• _To do_: Count every line below in which "relative" occurs, then give only the count.

### Material provided

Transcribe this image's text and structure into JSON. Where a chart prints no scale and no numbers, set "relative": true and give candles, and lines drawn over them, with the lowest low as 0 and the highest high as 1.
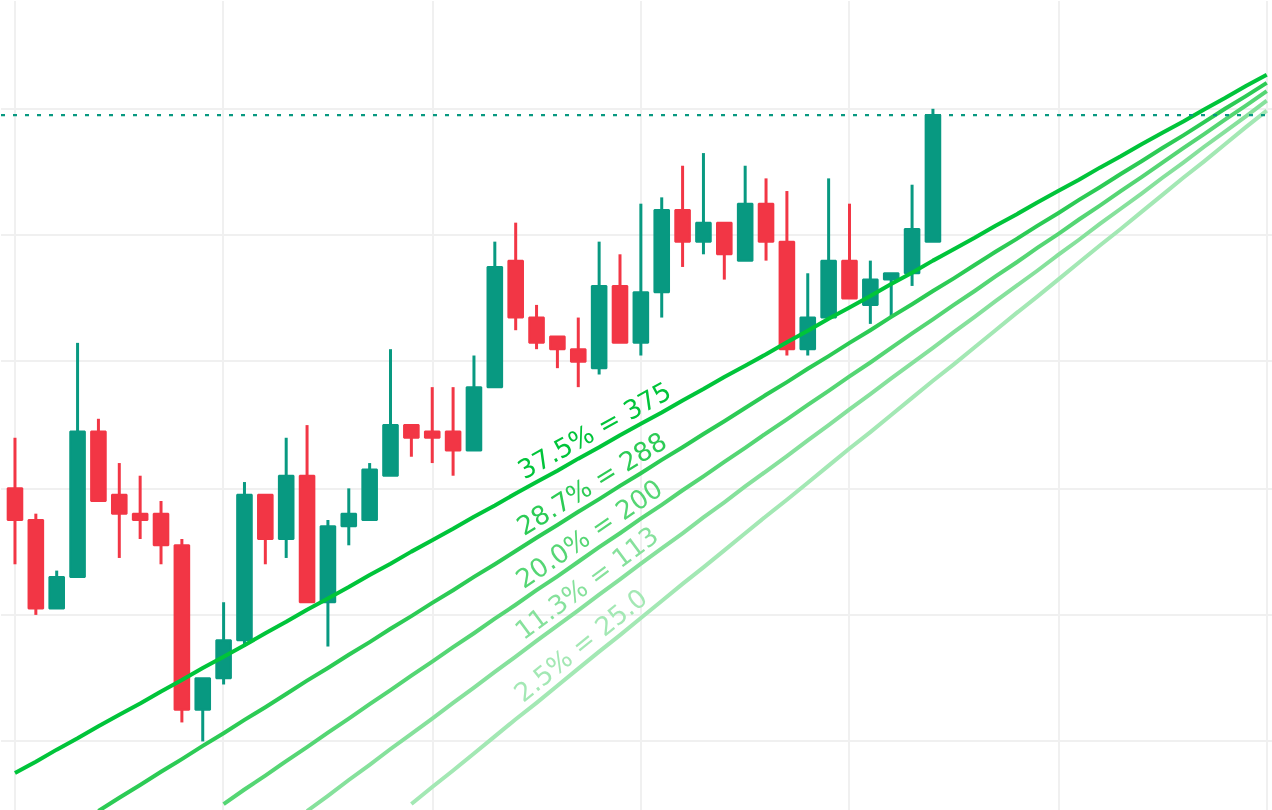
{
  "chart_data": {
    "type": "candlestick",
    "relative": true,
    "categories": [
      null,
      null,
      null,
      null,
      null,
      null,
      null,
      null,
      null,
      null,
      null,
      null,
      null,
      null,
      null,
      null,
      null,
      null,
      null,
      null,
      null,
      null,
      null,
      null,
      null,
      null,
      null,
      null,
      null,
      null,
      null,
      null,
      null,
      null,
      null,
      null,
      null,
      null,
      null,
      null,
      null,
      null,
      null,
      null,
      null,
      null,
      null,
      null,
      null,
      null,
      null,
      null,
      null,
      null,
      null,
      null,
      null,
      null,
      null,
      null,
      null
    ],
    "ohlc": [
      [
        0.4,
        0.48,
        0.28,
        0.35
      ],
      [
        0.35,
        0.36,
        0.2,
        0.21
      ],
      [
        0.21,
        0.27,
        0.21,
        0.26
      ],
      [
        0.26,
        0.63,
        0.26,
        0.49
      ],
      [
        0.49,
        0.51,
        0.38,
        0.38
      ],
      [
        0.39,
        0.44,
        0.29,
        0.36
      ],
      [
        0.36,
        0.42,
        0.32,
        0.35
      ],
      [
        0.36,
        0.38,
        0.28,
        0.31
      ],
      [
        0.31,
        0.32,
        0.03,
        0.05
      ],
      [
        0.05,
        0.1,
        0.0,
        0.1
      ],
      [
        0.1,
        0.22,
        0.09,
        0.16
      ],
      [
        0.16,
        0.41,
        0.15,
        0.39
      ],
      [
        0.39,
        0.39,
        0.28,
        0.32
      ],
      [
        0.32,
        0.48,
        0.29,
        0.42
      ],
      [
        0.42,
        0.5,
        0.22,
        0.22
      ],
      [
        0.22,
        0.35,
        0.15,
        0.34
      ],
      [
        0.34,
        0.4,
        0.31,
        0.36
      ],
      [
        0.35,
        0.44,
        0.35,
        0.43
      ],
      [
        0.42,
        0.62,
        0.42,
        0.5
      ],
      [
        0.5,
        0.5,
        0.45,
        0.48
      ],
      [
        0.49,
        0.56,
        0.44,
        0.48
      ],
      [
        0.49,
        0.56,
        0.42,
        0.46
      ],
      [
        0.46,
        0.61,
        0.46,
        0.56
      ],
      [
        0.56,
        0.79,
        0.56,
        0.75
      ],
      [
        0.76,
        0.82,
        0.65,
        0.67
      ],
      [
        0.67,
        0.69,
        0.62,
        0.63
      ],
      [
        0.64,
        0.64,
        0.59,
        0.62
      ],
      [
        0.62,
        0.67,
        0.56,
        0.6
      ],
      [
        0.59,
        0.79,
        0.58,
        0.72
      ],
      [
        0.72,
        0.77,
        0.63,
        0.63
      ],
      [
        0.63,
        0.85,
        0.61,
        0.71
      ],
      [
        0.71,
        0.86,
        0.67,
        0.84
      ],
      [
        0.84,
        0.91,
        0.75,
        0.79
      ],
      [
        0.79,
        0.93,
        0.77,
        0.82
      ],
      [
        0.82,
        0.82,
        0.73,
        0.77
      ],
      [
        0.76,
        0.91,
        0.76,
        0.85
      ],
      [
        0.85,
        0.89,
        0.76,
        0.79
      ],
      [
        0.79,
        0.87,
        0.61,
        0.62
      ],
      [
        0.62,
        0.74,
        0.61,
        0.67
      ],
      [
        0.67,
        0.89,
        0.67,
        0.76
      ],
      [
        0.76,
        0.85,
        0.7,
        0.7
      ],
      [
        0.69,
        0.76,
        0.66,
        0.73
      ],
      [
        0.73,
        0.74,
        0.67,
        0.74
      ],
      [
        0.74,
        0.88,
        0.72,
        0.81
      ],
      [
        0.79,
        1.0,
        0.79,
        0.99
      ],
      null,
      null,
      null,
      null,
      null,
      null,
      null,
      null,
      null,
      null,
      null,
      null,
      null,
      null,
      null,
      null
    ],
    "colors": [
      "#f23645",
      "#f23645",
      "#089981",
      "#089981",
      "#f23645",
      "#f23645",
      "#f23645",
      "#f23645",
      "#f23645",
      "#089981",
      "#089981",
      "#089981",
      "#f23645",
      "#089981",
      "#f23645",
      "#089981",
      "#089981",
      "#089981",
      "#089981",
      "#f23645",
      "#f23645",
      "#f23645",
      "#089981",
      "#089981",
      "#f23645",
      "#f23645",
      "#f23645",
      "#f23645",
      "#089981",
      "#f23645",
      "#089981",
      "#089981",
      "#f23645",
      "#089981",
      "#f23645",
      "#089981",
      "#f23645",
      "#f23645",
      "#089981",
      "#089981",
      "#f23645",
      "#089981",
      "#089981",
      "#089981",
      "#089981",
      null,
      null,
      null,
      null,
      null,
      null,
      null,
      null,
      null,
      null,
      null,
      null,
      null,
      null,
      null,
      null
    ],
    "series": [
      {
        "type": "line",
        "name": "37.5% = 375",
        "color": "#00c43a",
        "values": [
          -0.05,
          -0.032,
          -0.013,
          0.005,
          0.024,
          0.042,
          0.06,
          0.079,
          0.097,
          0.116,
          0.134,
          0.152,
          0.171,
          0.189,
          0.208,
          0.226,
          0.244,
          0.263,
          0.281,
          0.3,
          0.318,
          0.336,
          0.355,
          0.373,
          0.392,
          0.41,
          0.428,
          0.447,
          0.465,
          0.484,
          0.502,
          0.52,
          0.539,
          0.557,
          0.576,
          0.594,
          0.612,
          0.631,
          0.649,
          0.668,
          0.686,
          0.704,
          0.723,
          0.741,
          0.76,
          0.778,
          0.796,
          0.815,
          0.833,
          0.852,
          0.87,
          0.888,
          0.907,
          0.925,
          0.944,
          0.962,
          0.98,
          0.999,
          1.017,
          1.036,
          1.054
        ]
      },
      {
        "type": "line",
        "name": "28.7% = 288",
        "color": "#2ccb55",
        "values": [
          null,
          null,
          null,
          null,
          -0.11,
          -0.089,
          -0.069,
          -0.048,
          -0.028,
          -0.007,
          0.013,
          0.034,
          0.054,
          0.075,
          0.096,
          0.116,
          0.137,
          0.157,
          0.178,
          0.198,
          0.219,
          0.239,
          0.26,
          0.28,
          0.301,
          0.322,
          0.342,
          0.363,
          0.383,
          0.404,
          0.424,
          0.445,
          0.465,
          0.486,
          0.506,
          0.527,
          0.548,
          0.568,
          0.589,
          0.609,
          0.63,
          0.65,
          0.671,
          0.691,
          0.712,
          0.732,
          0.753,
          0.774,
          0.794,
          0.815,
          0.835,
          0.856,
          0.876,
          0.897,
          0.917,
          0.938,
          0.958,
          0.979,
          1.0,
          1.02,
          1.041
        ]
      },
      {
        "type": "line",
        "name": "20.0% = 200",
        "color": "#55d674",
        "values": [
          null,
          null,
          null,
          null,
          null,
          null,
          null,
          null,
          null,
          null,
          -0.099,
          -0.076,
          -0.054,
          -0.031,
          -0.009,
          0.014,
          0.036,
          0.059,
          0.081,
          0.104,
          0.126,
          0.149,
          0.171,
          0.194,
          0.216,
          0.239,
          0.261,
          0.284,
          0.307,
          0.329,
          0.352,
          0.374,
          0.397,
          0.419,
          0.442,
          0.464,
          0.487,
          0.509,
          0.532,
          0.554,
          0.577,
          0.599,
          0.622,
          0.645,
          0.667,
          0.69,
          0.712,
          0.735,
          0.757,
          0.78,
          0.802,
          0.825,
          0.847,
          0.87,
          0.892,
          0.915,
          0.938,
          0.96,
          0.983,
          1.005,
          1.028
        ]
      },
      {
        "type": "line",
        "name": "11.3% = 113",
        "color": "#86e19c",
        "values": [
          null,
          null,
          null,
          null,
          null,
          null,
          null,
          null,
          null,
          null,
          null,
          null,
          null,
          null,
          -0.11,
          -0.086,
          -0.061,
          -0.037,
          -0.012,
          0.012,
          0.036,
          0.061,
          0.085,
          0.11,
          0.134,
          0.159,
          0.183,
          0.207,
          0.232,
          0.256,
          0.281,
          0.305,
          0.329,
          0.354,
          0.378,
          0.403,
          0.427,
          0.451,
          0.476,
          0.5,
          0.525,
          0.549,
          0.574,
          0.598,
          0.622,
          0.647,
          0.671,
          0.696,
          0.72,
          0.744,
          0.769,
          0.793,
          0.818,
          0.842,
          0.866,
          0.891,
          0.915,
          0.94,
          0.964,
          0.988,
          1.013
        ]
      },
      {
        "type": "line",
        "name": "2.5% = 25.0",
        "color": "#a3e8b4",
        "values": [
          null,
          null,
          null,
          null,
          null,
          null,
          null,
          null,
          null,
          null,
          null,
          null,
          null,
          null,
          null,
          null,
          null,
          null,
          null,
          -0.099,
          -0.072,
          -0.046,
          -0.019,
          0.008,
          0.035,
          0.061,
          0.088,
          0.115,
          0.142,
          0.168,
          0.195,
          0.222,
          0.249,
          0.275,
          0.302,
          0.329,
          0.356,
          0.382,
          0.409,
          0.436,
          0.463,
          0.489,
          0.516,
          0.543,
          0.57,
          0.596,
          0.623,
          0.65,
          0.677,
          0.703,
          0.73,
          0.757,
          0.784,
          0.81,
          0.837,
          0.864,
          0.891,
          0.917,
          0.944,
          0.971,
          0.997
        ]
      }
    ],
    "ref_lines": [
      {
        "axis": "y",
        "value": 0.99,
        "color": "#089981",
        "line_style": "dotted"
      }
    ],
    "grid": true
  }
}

######

• _In response_: 2